EXERCISE BRIEF -> Copy down all of the data underneath, exactly as shown.

INPUT FOR THIS TASK ->
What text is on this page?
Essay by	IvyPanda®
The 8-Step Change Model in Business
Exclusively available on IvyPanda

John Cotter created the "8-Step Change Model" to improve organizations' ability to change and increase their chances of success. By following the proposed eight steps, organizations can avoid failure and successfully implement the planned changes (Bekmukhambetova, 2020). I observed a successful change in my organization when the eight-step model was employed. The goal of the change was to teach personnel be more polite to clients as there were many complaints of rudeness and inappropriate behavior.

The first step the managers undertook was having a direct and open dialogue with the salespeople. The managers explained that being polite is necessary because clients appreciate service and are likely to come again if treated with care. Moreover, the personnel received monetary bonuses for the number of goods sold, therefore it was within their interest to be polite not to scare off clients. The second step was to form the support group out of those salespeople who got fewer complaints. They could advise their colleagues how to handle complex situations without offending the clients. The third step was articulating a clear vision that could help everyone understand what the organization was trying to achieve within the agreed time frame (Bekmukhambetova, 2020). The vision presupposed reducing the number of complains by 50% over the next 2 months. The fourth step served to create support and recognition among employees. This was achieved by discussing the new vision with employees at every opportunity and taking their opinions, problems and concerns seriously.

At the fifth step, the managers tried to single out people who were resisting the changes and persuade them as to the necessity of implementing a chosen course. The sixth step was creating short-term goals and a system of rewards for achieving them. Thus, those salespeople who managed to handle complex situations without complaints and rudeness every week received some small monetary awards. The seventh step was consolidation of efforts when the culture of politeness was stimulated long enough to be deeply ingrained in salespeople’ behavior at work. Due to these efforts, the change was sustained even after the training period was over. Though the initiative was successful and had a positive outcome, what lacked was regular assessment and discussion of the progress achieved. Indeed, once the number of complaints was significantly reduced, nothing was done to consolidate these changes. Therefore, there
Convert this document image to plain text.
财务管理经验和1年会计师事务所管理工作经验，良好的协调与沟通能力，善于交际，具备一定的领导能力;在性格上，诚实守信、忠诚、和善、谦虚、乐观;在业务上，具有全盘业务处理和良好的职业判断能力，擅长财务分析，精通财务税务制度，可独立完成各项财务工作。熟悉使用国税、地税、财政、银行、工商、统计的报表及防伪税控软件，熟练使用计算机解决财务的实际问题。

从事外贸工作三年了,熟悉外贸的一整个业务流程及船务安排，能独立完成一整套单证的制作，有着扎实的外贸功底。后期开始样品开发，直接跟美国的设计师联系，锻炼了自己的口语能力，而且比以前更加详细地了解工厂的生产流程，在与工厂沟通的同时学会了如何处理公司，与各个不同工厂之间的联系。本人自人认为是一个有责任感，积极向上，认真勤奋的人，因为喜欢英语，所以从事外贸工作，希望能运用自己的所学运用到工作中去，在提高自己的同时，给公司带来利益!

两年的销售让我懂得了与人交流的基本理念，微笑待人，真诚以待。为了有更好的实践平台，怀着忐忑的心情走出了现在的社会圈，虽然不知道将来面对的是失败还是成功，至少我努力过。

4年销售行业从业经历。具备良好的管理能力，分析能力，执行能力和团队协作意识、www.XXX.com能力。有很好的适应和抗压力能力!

ANSWER FOR THIS EXERCISE ->
What text is on this page?
Essay by	IvyPanda®
The 8-Step Change Model in Business
Exclusively available on IvyPanda

John Cotter created the "8-Step Change Model" to improve organizations' ability to change and increase their chances of success. By following the proposed eight steps, organizations can avoid failure and successfully implement the planned changes (Bekmukhambetova, 2020). I observed a successful change in my organization when the eight-step model was employed. The goal of the change was to teach personnel be more polite to clients as there were many complaints of rudeness and inappropriate behavior.

The first step the managers undertook was having a direct and open dialogue with the salespeople. The managers explained that being polite is necessary because clients appreciate service and are likely to come again if treated with care. Moreover, the personnel received monetary bonuses for the number of goods sold, therefore it was within their interest to be polite not to scare off clients. The second step was to form the support group out of those salespeople who got fewer complaints. They could advise their colleagues how to handle complex situations without offending the clients. The third step was articulating a clear vision that could help everyone understand what the organization was trying to achieve within the agreed time frame (Bekmukhambetova, 2020). The vision presupposed reducing the number of complains by 50% over the next 2 months. The fourth step served to create support and recognition among employees. This was achieved by discussing the new vision with employees at every opportunity and taking their opinions, problems and concerns seriously.

At the fifth step, the managers tried to single out people who were resisting the changes and persuade them as to the necessity of implementing a chosen course. The sixth step was creating short-term goals and a system of rewards for achieving them. Thus, those salespeople who managed to handle complex situations without complaints and rudeness every week received some small monetary awards. The seventh step was consolidation of efforts when the culture of politeness was stimulated long enough to be deeply ingrained in salespeople’ behavior at work. Due to these efforts, the change was sustained even after the training period was over. Though the initiative was successful and had a positive outcome, what lacked was regular assessment and discussion of the progress achieved. Indeed, once the number of complaints was significantly reduced, nothing was done to consolidate these changes. Therefore, there
Convert this document image to plain text.
财务管理经验和1年会计师事务所管理工作经验，良好的协调与沟通能力，善于交际，具备一定的领导能力;在性格上，诚实守信、忠诚、和善、谦虚、乐观;在业务上，具有全盘业务处理和良好的职业判断能力，擅长财务分析，精通财务税务制度，可独立完成各项财务工作。熟悉使用国税、地税、财政、银行、工商、统计的报表及防伪税控软件，熟练使用计算机解决财务的实际问题。

从事外贸工作三年了,熟悉外贸的一整个业务流程及船务安排，能独立完成一整套单证的制作，有着扎实的外贸功底。后期开始样品开发，直接跟美国的设计师联系，锻炼了自己的口语能力，而且比以前更加详细地了解工厂的生产流程，在与工厂沟通的同时学会了如何处理公司，与各个不同工厂之间的联系。本人自人认为是一个有责任感，积极向上，认真勤奋的人，因为喜欢英语，所以从事外贸工作，希望能运用自己的所学运用到工作中去，在提高自己的同时，给公司带来利益!

两年的销售让我懂得了与人交流的基本理念，微笑待人，真诚以待。为了有更好的实践平台，怀着忐忑的心情走出了现在的社会圈，虽然不知道将来面对的是失败还是成功，至少我努力过。

4年销售行业从业经历。具备良好的管理能力，分析能力，执行能力和团队协作意识、www.XXX.com能力。有很好的适应和抗压力能力!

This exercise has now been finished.